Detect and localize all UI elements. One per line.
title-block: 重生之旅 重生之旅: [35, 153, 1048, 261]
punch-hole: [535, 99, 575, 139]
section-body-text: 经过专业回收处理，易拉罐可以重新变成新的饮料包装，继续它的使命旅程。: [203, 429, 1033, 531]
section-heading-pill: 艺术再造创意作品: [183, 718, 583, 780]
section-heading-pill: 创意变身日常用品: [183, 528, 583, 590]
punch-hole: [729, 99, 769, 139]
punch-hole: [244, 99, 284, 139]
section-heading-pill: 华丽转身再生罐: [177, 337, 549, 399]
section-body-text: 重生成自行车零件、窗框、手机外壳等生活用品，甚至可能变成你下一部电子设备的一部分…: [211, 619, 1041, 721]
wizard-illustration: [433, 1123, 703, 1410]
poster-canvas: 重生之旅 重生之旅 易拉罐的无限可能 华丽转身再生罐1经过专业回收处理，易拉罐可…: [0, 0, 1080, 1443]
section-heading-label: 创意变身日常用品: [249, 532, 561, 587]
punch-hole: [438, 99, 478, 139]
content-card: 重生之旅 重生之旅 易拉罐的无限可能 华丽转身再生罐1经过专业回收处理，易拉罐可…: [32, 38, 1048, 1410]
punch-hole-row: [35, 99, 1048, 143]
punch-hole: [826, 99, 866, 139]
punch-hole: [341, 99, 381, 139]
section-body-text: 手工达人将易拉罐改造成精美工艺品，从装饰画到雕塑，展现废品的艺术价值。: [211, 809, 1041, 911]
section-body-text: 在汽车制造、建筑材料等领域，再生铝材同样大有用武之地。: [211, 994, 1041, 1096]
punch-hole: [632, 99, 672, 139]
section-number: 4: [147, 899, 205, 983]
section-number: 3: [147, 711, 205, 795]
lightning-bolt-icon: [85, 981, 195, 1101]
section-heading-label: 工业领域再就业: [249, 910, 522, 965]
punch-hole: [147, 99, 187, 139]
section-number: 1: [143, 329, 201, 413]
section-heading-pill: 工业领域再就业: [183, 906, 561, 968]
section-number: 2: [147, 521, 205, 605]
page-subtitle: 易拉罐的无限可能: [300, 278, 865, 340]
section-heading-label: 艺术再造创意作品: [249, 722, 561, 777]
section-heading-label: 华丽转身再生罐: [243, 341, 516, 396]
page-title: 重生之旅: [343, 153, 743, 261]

|---|

**TO BE DONE**
Copy out every line of the item above, unchanged and in the same order.

**TASK RESULT**
Detect and localize all UI elements. One per line.
title-block: 重生之旅 重生之旅: [35, 153, 1048, 261]
punch-hole: [535, 99, 575, 139]
section-body-text: 经过专业回收处理，易拉罐可以重新变成新的饮料包装，继续它的使命旅程。: [203, 429, 1033, 531]
section-heading-pill: 艺术再造创意作品: [183, 718, 583, 780]
section-heading-pill: 创意变身日常用品: [183, 528, 583, 590]
punch-hole: [729, 99, 769, 139]
punch-hole: [244, 99, 284, 139]
section-heading-pill: 华丽转身再生罐: [177, 337, 549, 399]
section-body-text: 重生成自行车零件、窗框、手机外壳等生活用品，甚至可能变成你下一部电子设备的一部分…: [211, 619, 1041, 721]
wizard-illustration: [433, 1123, 703, 1410]
poster-canvas: 重生之旅 重生之旅 易拉罐的无限可能 华丽转身再生罐1经过专业回收处理，易拉罐可…: [0, 0, 1080, 1443]
section-heading-label: 创意变身日常用品: [249, 532, 561, 587]
punch-hole: [438, 99, 478, 139]
content-card: 重生之旅 重生之旅 易拉罐的无限可能 华丽转身再生罐1经过专业回收处理，易拉罐可…: [32, 38, 1048, 1410]
punch-hole-row: [35, 99, 1048, 143]
punch-hole: [826, 99, 866, 139]
punch-hole: [341, 99, 381, 139]
section-body-text: 手工达人将易拉罐改造成精美工艺品，从装饰画到雕塑，展现废品的艺术价值。: [211, 809, 1041, 911]
section-body-text: 在汽车制造、建筑材料等领域，再生铝材同样大有用武之地。: [211, 994, 1041, 1096]
punch-hole: [632, 99, 672, 139]
section-number: 4: [147, 899, 205, 983]
section-number: 3: [147, 711, 205, 795]
lightning-bolt-icon: [85, 981, 195, 1101]
section-heading-label: 工业领域再就业: [249, 910, 522, 965]
punch-hole: [147, 99, 187, 139]
section-number: 1: [143, 329, 201, 413]
section-heading-pill: 工业领域再就业: [183, 906, 561, 968]
section-number: 2: [147, 521, 205, 605]
page-subtitle: 易拉罐的无限可能: [300, 278, 865, 340]
section-heading-label: 艺术再造创意作品: [249, 722, 561, 777]
section-heading-label: 华丽转身再生罐: [243, 341, 516, 396]
page-title: 重生之旅: [343, 153, 743, 261]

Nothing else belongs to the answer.